WRITTEN INSTRUCTION
From the entries below, please gather each line containing the string "image".

Stored records:
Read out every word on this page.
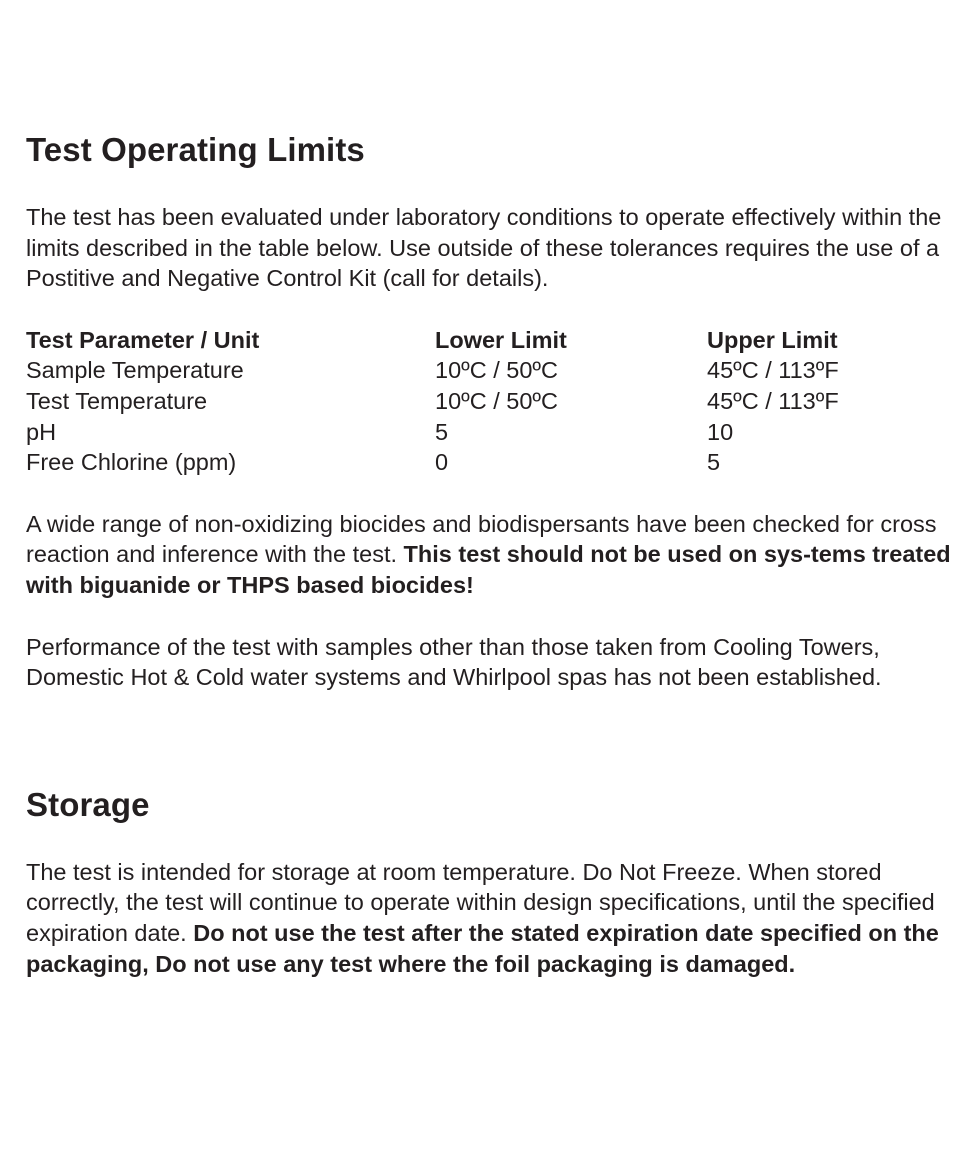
Test Operating Limits

The test has been evaluated under laboratory conditions to operate effectively within the limits described in the table below. Use outside of these tolerances requires the use of a Postitive and Negative Control Kit (call for details).

Test Parameter / Unit	Lower Limit	Upper Limit
Sample Temperature	10ºC / 50ºC	45ºC / 113ºF
Test Temperature	10ºC / 50ºC	45ºC / 113ºF
pH	5	10
Free Chlorine (ppm)	0	5

A wide range of non-oxidizing biocides and biodispersants have been checked for cross reaction and inference with the test. This test should not be used on sys-tems treated with biguanide or THPS based biocides!

Performance of the test with samples other than those taken from Cooling Towers, Domestic Hot & Cold water systems and Whirlpool spas has not been established.

Storage

The test is intended for storage at room temperature. Do Not Freeze. When stored correctly, the test will continue to operate within design specifications, until the specified expiration date. Do not use the test after the stated expiration date specified on the packaging, Do not use any test where the foil packaging is damaged.
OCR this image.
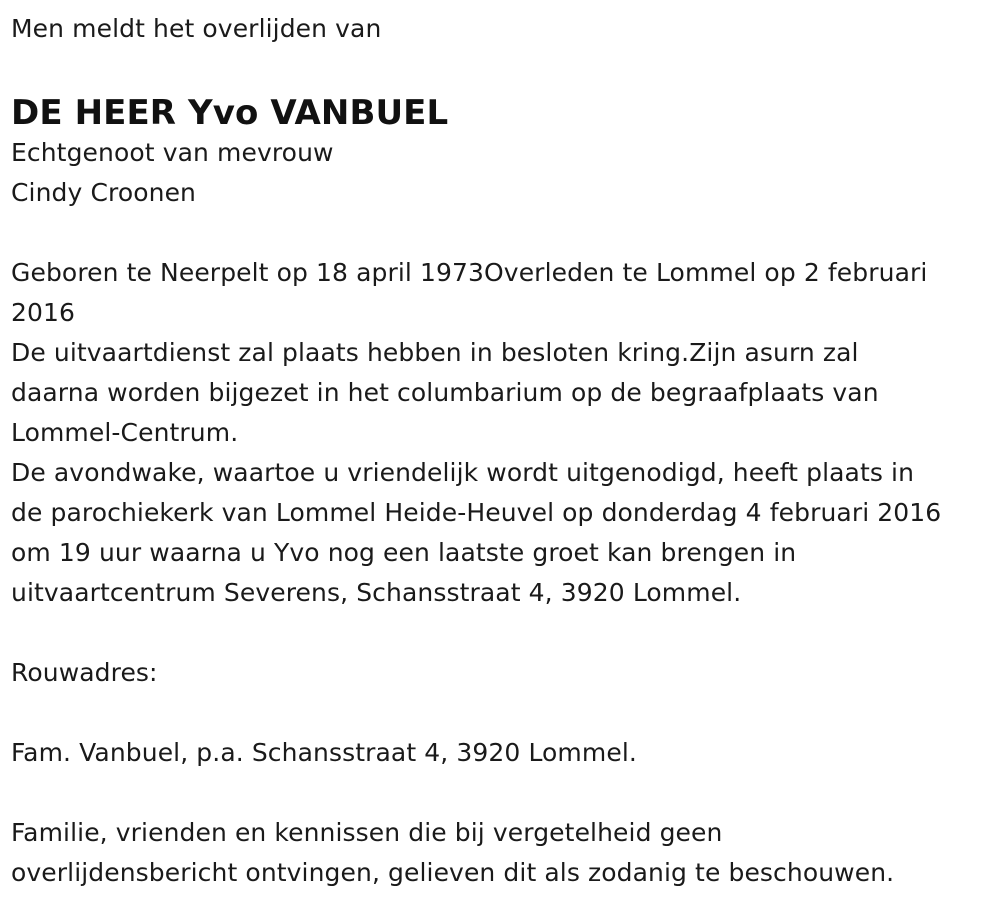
Men meldt het overlijden van

DE HEER Yvo VANBUEL

Echtgenoot van mevrouw

Cindy Croonen

Geboren te Neerpelt op 18 april 1973Overleden te Lommel op 2 februari

2016

De uitvaartdienst zal plaats hebben in besloten kring.Zijn asurn zal

daarna worden bijgezet in het columbarium op de begraafplaats van

Lommel-Centrum.

De avondwake, waartoe u vriendelijk wordt uitgenodigd, heeft plaats in

de parochiekerk van Lommel Heide-Heuvel op donderdag 4 februari 2016

om 19 uur waarna u Yvo nog een laatste groet kan brengen in

uitvaartcentrum Severens, Schansstraat 4, 3920 Lommel.

Rouwadres:

Fam. Vanbuel, p.a. Schansstraat 4, 3920 Lommel.

Familie, vrienden en kennissen die bij vergetelheid geen

overlijdensbericht ontvingen, gelieven dit als zodanig te beschouwen.
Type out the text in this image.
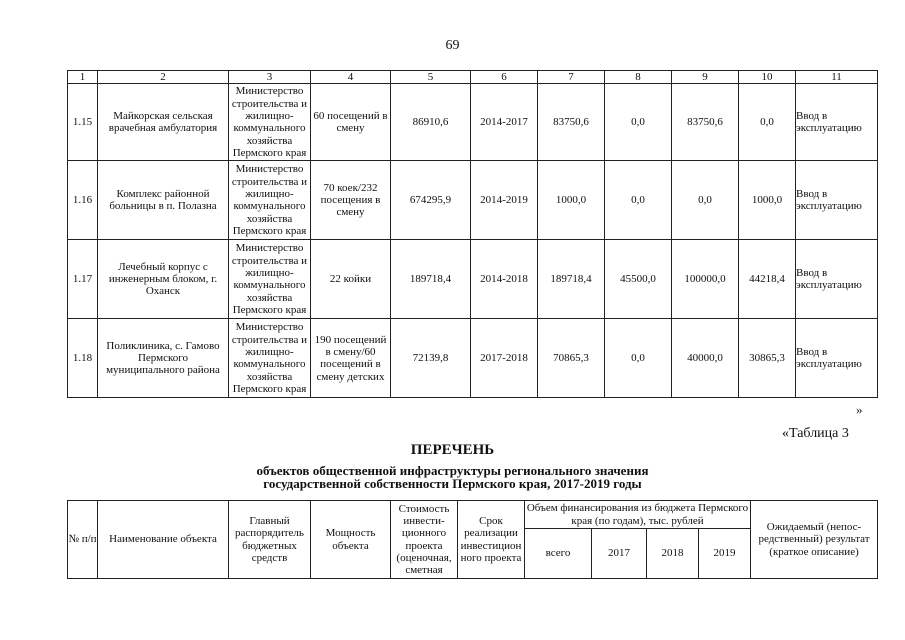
69
1	2	3	4	5	6	7	8	9	10	11
1.15	Майкорская сельская врачебная амбулатория	Министерство строительства и жилищно-коммунального хозяйства Пермского края	60 посещений в смену	86910,6	2014-2017	83750,6	0,0	83750,6	0,0	Ввод в эксплуатацию
1.16	Комплекс районной больницы в п. Полазна	Министерство строительства и жилищно-коммунального хозяйства Пермского края	70 коек/232 посещения в смену	674295,9	2014-2019	1000,0	0,0	0,0	1000,0	Ввод в эксплуатацию
1.17	Лечебный корпус с инженерным блоком, г. Оханск	Министерство строительства и жилищно-коммунального хозяйства Пермского края	22 койки	189718,4	2014-2018	189718,4	45500,0	100000,0	44218,4	Ввод в эксплуатацию
1.18	Поликлиника, с. Гамово Пермского муниципального района	Министерство строительства и жилищно-коммунального хозяйства Пермского края	190 посещений в смену/60 посещений в смену детских	72139,8	2017-2018	70865,3	0,0	40000,0	30865,3	Ввод в эксплуатацию
»
«Таблица 3
ПЕРЕЧЕНЬ
объектов общественной инфраструктуры регионального значения
государственной собственности Пермского края, 2017-2019 годы
№ п/п	Наименование объекта	Главный распорядитель бюджетных средств	Мощность объекта	Стоимость инвести-ционного проекта (оценочная, сметная	Срок реализации инвестицион ного проекта	Объем финансирования из бюджета Пермского края (по годам), тыс. рублей				Ожидаемый (непос-редственный) результат (краткое описание)
						всего	2017	2018	2019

FINISHED ANSWER
OCR this image.
Type out the text in this image.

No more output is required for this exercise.